#### MATERIAL PROVIDED ####

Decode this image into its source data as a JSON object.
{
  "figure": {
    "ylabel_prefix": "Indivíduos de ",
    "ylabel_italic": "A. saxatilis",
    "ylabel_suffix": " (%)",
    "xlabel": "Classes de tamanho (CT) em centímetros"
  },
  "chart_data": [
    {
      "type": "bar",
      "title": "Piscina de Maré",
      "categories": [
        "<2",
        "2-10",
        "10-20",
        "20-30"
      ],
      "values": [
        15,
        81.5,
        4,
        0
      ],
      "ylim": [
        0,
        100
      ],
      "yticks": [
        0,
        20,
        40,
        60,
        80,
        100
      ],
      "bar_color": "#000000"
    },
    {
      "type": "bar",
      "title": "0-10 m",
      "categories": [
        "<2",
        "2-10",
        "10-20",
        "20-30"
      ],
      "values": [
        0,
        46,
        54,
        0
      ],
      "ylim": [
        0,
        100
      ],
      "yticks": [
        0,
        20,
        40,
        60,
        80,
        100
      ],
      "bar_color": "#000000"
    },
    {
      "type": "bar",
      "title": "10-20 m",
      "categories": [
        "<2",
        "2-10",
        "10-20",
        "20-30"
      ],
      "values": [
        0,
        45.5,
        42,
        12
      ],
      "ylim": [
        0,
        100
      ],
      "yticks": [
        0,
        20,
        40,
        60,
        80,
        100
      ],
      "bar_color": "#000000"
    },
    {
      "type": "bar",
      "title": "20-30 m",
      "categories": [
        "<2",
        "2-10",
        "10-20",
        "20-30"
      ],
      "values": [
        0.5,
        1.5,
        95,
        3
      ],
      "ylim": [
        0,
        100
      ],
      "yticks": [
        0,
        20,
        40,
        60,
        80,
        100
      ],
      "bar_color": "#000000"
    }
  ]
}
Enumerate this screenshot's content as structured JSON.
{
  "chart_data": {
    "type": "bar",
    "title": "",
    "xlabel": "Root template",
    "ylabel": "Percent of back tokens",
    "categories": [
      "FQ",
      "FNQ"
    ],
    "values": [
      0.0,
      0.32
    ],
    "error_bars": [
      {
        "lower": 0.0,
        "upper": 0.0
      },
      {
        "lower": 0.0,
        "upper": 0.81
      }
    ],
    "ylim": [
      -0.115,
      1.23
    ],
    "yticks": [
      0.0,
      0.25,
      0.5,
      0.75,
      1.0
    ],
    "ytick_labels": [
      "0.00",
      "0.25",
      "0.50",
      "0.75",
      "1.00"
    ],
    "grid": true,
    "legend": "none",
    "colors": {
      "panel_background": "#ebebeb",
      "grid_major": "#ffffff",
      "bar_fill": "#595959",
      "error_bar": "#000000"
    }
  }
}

####

_EXERCISE GOAL_:
Print nothing but the lines from the line with "Enumerate this screenshot's" to the last line of the records above. Both of those lines count.

_FINAL ANSWER_:
Enumerate this screenshot's content as structured JSON.
{
  "chart_data": {
    "type": "bar",
    "title": "",
    "xlabel": "Root template",
    "ylabel": "Percent of back tokens",
    "categories": [
      "FQ",
      "FNQ"
    ],
    "values": [
      0.0,
      0.32
    ],
    "error_bars": [
      {
        "lower": 0.0,
        "upper": 0.0
      },
      {
        "lower": 0.0,
        "upper": 0.81
      }
    ],
    "ylim": [
      -0.115,
      1.23
    ],
    "yticks": [
      0.0,
      0.25,
      0.5,
      0.75,
      1.0
    ],
    "ytick_labels": [
      "0.00",
      "0.25",
      "0.50",
      "0.75",
      "1.00"
    ],
    "grid": true,
    "legend": "none",
    "colors": {
      "panel_background": "#ebebeb",
      "grid_major": "#ffffff",
      "bar_fill": "#595959",
      "error_bar": "#000000"
    }
  }
}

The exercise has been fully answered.